## DIRECTIONS
Output solely the number of lines containing the string "occurrence".

## Saved data entries
◆ ◆ ◆ ◆ ◆ ◆ ◆
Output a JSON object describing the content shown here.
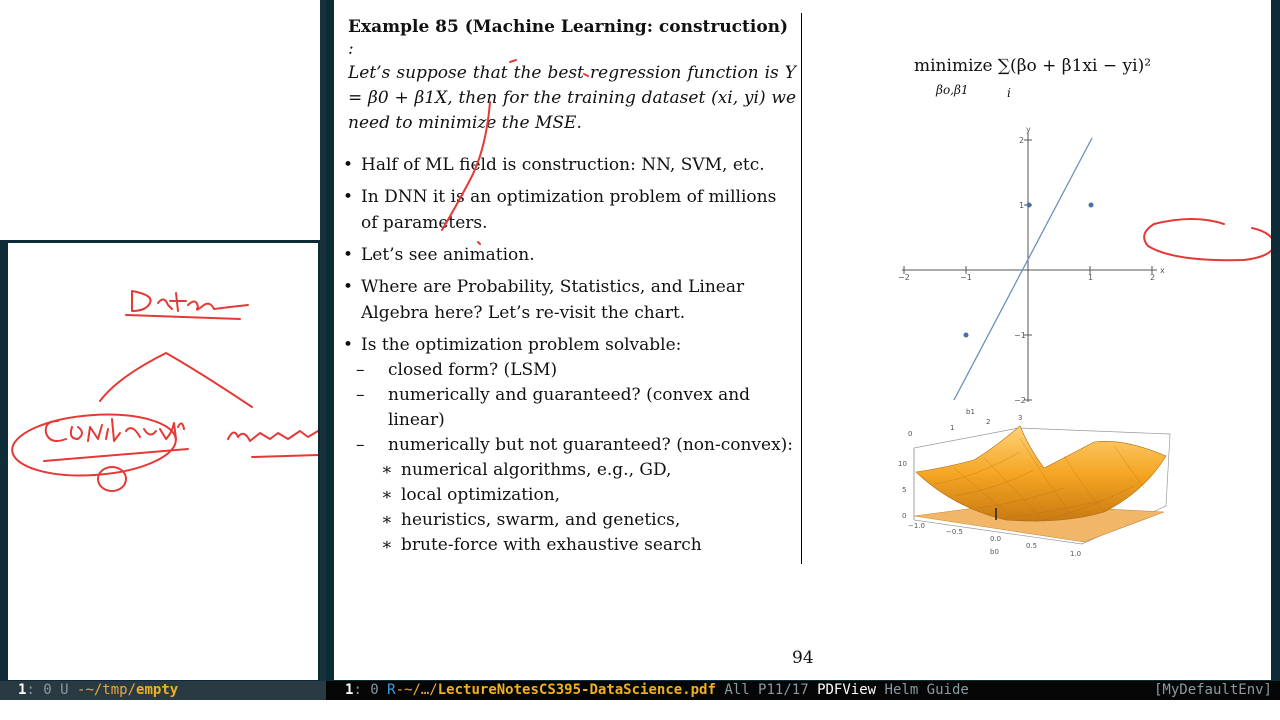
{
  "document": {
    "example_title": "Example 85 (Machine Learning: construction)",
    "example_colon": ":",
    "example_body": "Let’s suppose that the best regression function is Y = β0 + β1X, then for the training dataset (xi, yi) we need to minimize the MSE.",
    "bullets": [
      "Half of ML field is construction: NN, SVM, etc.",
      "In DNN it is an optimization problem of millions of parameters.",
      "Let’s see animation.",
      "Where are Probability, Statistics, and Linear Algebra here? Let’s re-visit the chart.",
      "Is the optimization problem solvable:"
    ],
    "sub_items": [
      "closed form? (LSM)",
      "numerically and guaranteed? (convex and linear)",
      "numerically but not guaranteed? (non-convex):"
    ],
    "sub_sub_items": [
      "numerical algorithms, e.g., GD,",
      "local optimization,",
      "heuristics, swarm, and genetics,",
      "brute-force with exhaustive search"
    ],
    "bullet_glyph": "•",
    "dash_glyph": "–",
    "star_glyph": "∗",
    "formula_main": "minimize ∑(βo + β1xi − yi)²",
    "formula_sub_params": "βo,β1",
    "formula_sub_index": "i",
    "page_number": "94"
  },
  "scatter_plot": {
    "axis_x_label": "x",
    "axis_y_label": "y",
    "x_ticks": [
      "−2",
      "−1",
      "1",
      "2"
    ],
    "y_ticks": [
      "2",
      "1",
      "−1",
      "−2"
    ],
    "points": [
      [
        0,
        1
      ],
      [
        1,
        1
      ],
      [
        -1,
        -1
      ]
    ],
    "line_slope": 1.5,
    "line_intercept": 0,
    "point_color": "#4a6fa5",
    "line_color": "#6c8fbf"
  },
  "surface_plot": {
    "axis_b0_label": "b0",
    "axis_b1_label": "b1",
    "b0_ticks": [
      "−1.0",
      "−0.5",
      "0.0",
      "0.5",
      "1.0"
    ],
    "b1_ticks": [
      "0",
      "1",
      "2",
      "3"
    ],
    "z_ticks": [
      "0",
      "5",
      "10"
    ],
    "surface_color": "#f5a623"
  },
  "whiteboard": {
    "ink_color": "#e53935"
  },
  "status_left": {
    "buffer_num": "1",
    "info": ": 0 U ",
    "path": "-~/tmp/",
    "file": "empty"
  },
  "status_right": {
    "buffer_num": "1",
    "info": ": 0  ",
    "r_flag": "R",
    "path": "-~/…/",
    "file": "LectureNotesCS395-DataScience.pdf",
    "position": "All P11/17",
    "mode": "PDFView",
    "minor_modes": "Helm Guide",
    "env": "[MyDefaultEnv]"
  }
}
◆ ◆ ◆ ◆ ◆ ◆ ◆
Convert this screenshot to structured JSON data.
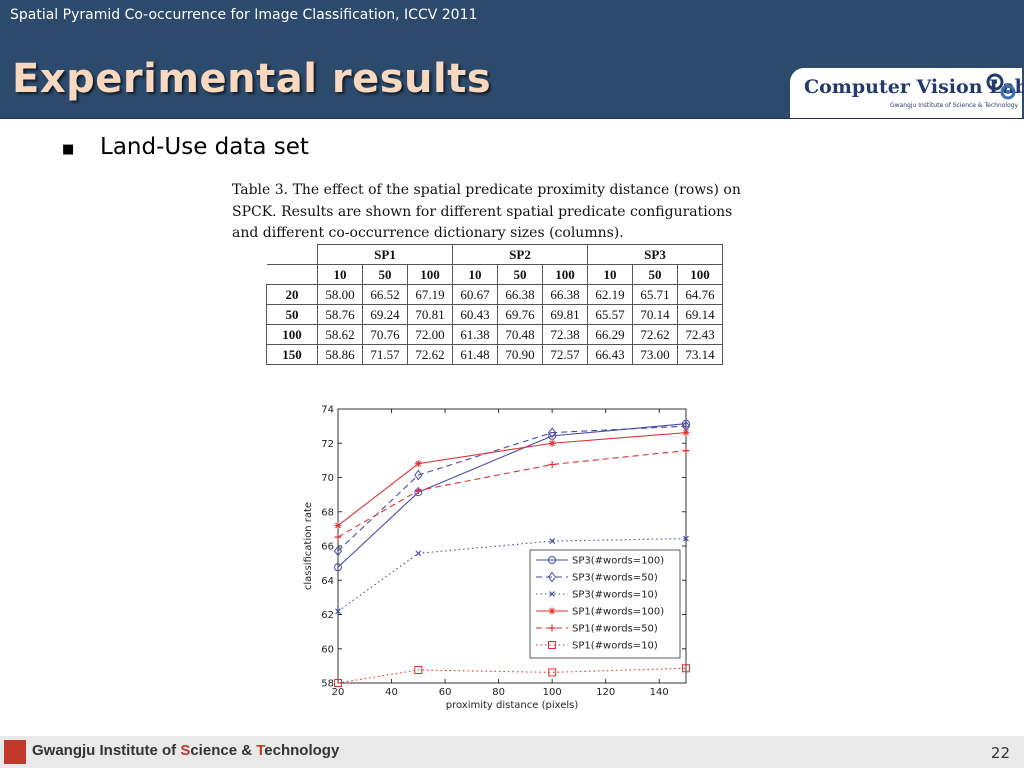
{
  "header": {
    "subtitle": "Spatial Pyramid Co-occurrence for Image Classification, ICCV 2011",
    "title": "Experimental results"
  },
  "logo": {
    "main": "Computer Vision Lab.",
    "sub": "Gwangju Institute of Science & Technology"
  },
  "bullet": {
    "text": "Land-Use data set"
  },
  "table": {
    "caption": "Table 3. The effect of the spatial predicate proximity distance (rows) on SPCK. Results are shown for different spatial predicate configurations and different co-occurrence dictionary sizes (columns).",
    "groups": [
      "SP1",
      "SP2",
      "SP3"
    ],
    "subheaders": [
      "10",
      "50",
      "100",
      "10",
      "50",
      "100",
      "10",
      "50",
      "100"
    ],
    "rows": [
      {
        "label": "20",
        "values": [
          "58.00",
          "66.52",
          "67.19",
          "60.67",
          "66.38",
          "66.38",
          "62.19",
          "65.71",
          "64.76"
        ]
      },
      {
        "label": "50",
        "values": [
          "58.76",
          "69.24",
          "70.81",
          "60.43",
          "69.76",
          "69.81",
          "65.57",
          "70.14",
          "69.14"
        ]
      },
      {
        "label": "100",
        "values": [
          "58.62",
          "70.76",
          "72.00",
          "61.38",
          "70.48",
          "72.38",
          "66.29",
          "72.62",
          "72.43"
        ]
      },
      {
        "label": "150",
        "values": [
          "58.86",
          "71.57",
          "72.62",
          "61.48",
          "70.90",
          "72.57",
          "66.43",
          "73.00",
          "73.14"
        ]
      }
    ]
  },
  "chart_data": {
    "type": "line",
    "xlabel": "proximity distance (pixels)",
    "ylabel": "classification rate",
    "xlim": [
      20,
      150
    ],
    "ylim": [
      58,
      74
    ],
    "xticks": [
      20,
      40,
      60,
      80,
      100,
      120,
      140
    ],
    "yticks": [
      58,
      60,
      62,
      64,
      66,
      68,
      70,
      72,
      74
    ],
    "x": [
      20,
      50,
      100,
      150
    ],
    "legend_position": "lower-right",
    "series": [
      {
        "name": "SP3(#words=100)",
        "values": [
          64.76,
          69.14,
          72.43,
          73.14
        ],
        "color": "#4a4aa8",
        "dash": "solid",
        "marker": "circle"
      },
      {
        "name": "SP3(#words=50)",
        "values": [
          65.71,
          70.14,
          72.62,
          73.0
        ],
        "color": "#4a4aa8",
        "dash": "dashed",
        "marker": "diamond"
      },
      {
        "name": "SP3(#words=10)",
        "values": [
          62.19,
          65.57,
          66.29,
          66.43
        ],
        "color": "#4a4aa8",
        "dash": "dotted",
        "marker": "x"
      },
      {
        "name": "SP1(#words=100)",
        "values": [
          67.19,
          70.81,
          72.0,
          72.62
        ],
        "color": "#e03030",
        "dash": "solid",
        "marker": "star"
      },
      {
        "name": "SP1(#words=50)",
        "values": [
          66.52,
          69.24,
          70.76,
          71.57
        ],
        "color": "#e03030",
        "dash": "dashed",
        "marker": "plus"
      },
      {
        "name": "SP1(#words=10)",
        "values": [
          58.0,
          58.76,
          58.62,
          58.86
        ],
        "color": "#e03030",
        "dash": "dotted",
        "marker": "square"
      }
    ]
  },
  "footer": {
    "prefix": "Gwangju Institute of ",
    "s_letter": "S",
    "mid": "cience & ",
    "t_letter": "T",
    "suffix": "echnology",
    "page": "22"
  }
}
◆ ◆ ◆ ◆ ◆ ◆ ◆
## RESPONSE
2